**Provided passage**
═══
But people don't chose their homes just to be close to work. I know someone (with wife and three children) who has kept his job but moved, within this past year, much farther from work. Many people prefer not to live in the urban area where their job is located. In densely populated urban/suburban areas (e.g. lower Bos-Wash) with so many planned communities with CC&R restrictions, one may have to go quite a distance from the office to find the home of one's choice.
mackinac
Friday, September 26, 2003
--"Only the second most car-mad? I admit to not being a world traveler, but... who's the first? (= "---
Where I live: Saudi Arabia. Non-car owners are truly the "UnterMenschen". I know, I don't own one!
Stephen Jones
Friday, September 26, 2003
Dear Anonymous,
Problem with your figures is that there are too many uncertainties. Certainly mortgage payments will always be considerably higher than any risk-free return you can get for your money, but oroperty price appreciation (or depreciation as has been the case in Japan for 15 years) is not a regular process. It happens in fits and starts.
Stephen Jones
Friday, September 26, 2003
I'll claim much of the traffic is *because* businesses moved to the suburbs.
two reasons why:
1) A concentration of businesses 'downtown' allows you to build a good public transit system: since most people are going within walking distance of 2-5 stops, you can have a bus route from each suburb which heads downtown, or ties into a train system which will run at high frequency. Both require high demand, which a concentrated downtown provides. With dispersed offices, public transit becomes low-demand an ineffective.
2) When you put a business in the east suburb, all the people who live in the west suburb still have to go downtown. through it, then out the other side. Or way around. And reversible lane systems don't work very well.
mb
Friday, September 26, 2003
Where I live (in orange county), it seems to be the case that more and more companies are building offices right in the hear of suberbia. I've seen 5 or 6 really nice buildings spring up within walking distance of hundreds of communities.
Vince
Friday, September 26, 2003
Anonymous - the one thing that seems to be missing from your equation is accumulation of equity.
Simply put - if you own a house for thirty years, when you sell it, all that money is yours.
If you rent for thirty years, you have nothing to show for it.
Did I miss something?
Philo
Philo
Friday, September 26, 2003
"There must be some reason people sit in 10 mph traffic on the xway instead of getting in a light rail train."
═══
**Source data**
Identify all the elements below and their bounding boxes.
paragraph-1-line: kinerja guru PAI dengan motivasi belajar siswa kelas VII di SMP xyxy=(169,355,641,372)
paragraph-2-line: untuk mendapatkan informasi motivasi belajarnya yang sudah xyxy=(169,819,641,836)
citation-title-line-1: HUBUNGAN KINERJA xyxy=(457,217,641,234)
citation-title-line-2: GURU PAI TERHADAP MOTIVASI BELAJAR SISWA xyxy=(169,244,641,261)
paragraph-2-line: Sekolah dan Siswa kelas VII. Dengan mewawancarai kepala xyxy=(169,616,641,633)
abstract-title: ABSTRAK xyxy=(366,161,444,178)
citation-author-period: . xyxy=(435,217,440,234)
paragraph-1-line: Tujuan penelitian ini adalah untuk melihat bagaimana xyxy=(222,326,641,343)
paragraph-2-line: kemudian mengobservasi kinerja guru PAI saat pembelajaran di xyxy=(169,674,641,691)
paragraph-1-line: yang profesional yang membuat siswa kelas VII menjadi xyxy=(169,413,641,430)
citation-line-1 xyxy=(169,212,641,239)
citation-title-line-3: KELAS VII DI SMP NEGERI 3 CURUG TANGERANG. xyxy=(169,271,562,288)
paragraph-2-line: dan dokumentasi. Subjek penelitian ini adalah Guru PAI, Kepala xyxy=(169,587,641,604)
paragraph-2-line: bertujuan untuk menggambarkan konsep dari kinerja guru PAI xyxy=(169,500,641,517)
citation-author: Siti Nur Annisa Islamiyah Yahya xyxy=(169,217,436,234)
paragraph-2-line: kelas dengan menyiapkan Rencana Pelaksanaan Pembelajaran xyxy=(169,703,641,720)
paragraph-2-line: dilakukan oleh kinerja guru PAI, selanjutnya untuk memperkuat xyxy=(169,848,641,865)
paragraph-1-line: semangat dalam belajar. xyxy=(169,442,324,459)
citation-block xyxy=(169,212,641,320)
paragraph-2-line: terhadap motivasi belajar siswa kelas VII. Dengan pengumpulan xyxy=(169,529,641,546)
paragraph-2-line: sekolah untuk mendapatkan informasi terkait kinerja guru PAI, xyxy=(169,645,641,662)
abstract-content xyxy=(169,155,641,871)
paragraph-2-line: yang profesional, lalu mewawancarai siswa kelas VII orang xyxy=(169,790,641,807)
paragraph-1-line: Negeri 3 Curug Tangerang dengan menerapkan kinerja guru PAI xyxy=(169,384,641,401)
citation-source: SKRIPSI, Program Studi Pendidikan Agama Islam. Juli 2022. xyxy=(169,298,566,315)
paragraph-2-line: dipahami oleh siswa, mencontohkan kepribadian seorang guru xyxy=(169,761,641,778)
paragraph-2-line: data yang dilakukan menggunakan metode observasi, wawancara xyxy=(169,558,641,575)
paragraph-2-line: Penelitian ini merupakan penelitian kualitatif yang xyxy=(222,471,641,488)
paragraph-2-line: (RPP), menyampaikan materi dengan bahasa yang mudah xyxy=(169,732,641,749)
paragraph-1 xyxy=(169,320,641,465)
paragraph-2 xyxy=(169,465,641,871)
═══
**Parts of the exercise**
1: In the forum discussion, which country is said to have seen property prices depreciate for 15 years?
2: Reproduce the forum discussion, from "Simply put - if" down to "I miss something?".
3: Carry on the forum discussion, starting after its final line.

**Answers to the exercises**
1: Japan

2:
Simply put - if you own a house for thirty years, when you sell it, all that money is yours.
If you rent for thirty years, you have nothing to show for it.
Did I miss something?

3:
Because Americans have a special psychosis about transportation. We're building "communities" (don't know that you can even call them that anymore) where it's only possible to survive by getting into a motorized vehicle and driving many miles to the Super Stuff-Mart to load up the Land Hummer to the brim with industrial-size containers of home goods.
Am I the only one left in this country who thinks having a store at the corner where you can get just a carton of milk or whatever else you might need on a whim is a good thing? Or a park kids can walk to and play with other kids without needing a grown up to take them there in the Canyanero? Even if you do live close to one of these things, good luck surviving the trip as a pedestrian across the 12 lane highway you'll need to cross.
As far as I can tell, everyone in the U.S. who wants to opt out of this lifestyle has one option: move to New York City.
In the Great Divorce, C.S. Lewis presents a metaphorical vision of Hell (or perhaps purgatory?) where people can create dwellings for themselves just by thinking of them. What happens? Everyone builds larger and larger homes for themselves, farther and farther apart, isolating themselves more and more until they are light years from any other human beings.
I think of this often when I consider American suburbia, with ever larger homes ever more isolated from their neighbors, with ever more entertainment options allowing us to avoid human contact ever more.
Food for thought.
Jim Rankin
Friday, September 26, 2003
"than any risk-free return you can get for your money"
Ain't no such thing. It's called arbitrage, and one of the basic rules of economics is that it can't exist. If it did, it would be possible to leverage any investment into an infinite amount of money.
Investors are always searching for this, kind of like a perpetual motion machine.
Jim Rankin
Friday, September 26, 2003
Philo: I think anonymous's point was that once you factor in interest costs, house maintainence and brokerage fees, the advantage of building equity isn't so great anymore. Especially on the front-end of a 30-year mortgage, where the payment is almost entirely interest -- short-term home owners may end up getting screwed.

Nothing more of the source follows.